# TASK MATERIAL:
-----

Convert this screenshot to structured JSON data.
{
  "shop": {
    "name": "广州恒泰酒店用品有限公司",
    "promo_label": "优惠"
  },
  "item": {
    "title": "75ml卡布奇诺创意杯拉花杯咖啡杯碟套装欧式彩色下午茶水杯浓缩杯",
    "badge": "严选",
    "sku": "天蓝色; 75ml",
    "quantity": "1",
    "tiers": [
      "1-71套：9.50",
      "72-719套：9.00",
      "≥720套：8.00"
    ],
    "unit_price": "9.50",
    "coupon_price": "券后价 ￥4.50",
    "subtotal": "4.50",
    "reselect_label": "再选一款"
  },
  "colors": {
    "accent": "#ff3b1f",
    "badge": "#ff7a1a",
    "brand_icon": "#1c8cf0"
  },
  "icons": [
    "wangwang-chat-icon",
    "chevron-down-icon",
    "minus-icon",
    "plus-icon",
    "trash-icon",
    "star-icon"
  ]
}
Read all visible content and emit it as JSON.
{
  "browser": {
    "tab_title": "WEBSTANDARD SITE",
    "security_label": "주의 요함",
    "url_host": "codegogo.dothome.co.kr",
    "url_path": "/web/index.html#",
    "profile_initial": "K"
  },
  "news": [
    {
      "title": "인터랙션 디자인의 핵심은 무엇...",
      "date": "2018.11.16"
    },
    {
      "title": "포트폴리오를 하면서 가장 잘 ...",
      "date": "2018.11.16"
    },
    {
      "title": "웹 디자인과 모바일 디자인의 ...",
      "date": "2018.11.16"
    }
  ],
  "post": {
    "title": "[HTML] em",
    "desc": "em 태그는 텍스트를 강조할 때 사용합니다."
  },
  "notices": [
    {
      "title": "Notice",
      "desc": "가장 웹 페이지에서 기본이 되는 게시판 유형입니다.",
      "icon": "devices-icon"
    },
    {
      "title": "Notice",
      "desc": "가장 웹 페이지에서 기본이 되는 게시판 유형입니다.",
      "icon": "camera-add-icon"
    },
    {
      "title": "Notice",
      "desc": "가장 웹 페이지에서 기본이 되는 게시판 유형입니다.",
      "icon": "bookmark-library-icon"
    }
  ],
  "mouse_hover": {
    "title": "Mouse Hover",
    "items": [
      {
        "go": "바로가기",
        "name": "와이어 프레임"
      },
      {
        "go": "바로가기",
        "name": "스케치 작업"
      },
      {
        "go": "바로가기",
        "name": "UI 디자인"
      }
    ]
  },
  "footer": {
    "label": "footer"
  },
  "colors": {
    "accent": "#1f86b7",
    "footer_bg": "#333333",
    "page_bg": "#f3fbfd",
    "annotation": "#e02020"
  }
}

-----

Return all the data exactly as given.

# TASK OUTPUT:
Convert this screenshot to structured JSON data.
{
  "shop": {
    "name": "广州恒泰酒店用品有限公司",
    "promo_label": "优惠"
  },
  "item": {
    "title": "75ml卡布奇诺创意杯拉花杯咖啡杯碟套装欧式彩色下午茶水杯浓缩杯",
    "badge": "严选",
    "sku": "天蓝色; 75ml",
    "quantity": "1",
    "tiers": [
      "1-71套：9.50",
      "72-719套：9.00",
      "≥720套：8.00"
    ],
    "unit_price": "9.50",
    "coupon_price": "券后价 ￥4.50",
    "subtotal": "4.50",
    "reselect_label": "再选一款"
  },
  "colors": {
    "accent": "#ff3b1f",
    "badge": "#ff7a1a",
    "brand_icon": "#1c8cf0"
  },
  "icons": [
    "wangwang-chat-icon",
    "chevron-down-icon",
    "minus-icon",
    "plus-icon",
    "trash-icon",
    "star-icon"
  ]
}
Read all visible content and emit it as JSON.
{
  "browser": {
    "tab_title": "WEBSTANDARD SITE",
    "security_label": "주의 요함",
    "url_host": "codegogo.dothome.co.kr",
    "url_path": "/web/index.html#",
    "profile_initial": "K"
  },
  "news": [
    {
      "title": "인터랙션 디자인의 핵심은 무엇...",
      "date": "2018.11.16"
    },
    {
      "title": "포트폴리오를 하면서 가장 잘 ...",
      "date": "2018.11.16"
    },
    {
      "title": "웹 디자인과 모바일 디자인의 ...",
      "date": "2018.11.16"
    }
  ],
  "post": {
    "title": "[HTML] em",
    "desc": "em 태그는 텍스트를 강조할 때 사용합니다."
  },
  "notices": [
    {
      "title": "Notice",
      "desc": "가장 웹 페이지에서 기본이 되는 게시판 유형입니다.",
      "icon": "devices-icon"
    },
    {
      "title": "Notice",
      "desc": "가장 웹 페이지에서 기본이 되는 게시판 유형입니다.",
      "icon": "camera-add-icon"
    },
    {
      "title": "Notice",
      "desc": "가장 웹 페이지에서 기본이 되는 게시판 유형입니다.",
      "icon": "bookmark-library-icon"
    }
  ],
  "mouse_hover": {
    "title": "Mouse Hover",
    "items": [
      {
        "go": "바로가기",
        "name": "와이어 프레임"
      },
      {
        "go": "바로가기",
        "name": "스케치 작업"
      },
      {
        "go": "바로가기",
        "name": "UI 디자인"
      }
    ]
  },
  "footer": {
    "label": "footer"
  },
  "colors": {
    "accent": "#1f86b7",
    "footer_bg": "#333333",
    "page_bg": "#f3fbfd",
    "annotation": "#e02020"
  }
}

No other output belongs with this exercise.